Required work >> Note each line where "внешнеэкономических" appears, and copy it.

Saved data entries >>

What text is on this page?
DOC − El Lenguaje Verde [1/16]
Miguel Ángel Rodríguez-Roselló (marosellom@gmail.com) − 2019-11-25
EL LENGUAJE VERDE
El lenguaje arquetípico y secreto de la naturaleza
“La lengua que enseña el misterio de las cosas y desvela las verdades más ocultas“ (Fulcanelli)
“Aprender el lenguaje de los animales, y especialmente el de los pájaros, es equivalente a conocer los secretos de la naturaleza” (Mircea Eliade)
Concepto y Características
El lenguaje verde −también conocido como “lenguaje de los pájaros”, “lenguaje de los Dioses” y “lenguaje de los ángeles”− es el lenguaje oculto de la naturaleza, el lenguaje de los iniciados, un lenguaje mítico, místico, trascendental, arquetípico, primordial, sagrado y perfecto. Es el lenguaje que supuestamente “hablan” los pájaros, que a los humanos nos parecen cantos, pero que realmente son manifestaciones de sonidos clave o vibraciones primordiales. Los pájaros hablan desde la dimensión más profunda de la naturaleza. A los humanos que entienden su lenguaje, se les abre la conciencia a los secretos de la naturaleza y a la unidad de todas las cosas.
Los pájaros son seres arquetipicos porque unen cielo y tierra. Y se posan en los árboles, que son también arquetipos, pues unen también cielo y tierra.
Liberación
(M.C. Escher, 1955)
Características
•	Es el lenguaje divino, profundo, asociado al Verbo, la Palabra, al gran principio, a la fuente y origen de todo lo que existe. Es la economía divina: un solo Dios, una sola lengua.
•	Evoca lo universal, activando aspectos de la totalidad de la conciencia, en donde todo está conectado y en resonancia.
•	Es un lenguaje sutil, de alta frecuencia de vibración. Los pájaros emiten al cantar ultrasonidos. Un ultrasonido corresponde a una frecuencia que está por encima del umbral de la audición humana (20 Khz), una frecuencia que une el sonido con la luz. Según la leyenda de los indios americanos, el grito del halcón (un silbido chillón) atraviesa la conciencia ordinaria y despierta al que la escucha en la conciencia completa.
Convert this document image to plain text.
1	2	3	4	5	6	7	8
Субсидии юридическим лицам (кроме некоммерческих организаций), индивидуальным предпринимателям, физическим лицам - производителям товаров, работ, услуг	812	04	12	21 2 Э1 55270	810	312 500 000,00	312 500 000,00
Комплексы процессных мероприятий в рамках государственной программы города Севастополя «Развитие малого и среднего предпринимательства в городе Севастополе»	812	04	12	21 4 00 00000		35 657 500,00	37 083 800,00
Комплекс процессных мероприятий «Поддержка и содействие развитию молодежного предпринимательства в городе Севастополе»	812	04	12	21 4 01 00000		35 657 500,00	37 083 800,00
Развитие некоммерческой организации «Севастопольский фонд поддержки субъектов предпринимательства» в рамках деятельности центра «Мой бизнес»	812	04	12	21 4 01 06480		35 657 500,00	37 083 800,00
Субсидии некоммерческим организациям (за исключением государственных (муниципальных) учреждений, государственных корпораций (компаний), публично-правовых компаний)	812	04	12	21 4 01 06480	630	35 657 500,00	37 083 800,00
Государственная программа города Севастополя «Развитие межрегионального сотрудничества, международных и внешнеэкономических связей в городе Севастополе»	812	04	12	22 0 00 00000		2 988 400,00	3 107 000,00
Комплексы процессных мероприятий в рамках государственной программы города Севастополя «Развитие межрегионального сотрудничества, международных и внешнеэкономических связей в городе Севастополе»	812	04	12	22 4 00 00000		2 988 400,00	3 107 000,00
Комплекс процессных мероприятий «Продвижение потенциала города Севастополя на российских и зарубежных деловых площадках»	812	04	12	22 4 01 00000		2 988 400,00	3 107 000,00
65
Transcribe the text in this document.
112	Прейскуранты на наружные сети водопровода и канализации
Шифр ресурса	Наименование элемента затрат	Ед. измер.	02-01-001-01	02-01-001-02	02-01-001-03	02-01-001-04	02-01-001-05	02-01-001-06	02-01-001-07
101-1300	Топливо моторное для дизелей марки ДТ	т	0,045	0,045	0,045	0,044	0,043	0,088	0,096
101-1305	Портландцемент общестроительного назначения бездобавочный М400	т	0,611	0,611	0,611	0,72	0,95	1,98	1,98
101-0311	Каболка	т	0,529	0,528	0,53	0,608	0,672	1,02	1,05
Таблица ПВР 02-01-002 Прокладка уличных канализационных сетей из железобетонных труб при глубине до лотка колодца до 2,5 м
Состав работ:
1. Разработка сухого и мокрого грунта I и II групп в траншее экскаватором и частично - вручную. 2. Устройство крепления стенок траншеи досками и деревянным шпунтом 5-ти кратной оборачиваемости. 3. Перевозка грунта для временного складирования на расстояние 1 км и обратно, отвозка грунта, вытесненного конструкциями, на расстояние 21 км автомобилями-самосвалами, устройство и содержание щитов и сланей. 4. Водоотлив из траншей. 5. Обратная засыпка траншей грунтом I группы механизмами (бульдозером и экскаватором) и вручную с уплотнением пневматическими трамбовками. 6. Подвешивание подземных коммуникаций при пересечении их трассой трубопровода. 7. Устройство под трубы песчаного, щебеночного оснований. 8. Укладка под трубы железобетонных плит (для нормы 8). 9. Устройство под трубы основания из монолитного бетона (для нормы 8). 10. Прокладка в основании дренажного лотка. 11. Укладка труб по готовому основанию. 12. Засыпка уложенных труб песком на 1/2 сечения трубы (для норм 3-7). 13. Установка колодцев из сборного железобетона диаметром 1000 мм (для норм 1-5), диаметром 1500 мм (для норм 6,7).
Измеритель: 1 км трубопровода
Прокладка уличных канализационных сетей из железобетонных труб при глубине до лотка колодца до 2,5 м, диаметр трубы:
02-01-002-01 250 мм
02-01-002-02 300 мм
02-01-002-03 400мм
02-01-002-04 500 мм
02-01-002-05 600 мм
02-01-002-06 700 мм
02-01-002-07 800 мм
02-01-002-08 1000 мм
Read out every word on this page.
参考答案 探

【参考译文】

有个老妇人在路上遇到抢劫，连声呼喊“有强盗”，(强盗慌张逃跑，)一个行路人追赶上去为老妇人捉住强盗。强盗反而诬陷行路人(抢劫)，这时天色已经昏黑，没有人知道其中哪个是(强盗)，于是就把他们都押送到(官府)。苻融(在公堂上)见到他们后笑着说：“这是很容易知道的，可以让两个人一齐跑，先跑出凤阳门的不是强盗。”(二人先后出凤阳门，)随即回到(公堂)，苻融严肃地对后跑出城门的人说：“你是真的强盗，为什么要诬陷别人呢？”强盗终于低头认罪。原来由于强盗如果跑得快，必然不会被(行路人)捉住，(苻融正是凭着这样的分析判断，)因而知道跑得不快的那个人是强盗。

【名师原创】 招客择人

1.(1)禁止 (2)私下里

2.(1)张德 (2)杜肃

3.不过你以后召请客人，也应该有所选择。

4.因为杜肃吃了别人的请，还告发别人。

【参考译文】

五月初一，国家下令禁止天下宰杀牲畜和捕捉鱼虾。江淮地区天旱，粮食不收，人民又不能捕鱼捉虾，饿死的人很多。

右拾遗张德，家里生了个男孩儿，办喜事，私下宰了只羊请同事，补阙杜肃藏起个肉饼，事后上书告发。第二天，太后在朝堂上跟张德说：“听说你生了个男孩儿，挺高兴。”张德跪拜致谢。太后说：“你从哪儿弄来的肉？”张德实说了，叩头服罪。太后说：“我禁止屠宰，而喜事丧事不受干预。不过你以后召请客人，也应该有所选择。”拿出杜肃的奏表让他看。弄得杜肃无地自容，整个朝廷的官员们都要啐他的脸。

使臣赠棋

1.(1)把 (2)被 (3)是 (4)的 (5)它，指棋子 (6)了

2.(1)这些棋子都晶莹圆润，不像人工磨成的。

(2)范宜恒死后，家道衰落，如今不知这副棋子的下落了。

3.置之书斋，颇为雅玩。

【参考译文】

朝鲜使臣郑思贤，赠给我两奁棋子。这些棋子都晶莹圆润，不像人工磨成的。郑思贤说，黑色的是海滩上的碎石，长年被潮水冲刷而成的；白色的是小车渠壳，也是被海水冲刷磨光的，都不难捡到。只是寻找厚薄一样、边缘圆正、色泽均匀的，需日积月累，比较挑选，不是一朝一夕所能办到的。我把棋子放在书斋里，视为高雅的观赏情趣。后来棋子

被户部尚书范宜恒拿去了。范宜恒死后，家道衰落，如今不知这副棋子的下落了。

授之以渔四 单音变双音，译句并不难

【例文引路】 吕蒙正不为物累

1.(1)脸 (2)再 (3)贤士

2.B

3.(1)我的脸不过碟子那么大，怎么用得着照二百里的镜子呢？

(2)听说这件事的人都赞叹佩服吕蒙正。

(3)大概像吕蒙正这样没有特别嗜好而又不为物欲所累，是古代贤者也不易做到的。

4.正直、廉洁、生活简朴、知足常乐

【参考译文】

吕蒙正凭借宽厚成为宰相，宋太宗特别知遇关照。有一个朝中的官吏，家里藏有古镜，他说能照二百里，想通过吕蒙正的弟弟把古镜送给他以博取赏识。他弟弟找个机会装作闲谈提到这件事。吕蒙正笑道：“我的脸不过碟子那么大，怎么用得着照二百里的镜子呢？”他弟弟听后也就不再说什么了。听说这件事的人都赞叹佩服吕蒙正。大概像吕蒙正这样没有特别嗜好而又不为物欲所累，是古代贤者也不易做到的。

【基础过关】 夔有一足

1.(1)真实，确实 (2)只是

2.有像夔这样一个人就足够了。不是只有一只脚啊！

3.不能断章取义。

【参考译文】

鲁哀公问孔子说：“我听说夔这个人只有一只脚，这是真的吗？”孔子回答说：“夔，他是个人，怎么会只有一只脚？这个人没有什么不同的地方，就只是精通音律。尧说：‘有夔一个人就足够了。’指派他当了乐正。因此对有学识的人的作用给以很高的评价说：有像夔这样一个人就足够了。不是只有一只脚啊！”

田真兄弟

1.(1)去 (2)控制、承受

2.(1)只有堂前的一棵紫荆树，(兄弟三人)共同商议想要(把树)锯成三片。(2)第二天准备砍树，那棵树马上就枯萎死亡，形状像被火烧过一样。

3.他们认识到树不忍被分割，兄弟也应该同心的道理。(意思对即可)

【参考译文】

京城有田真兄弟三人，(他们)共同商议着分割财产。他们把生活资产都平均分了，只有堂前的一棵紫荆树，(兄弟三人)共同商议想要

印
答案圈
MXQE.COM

Exercise output >>
Государственная программа города Севастополя «Развитие межрегионального сотрудничества, международных и внешнеэкономических связей в городе Севастополе»	812	04	12	22 0 00 00000		2 988 400,00	3 107 000,00
Комплексы процессных мероприятий в рамках государственной программы города Севастополя «Развитие межрегионального сотрудничества, международных и внешнеэкономических связей в городе Севастополе»	812	04	12	22 4 00 00000		2 988 400,00	3 107 000,00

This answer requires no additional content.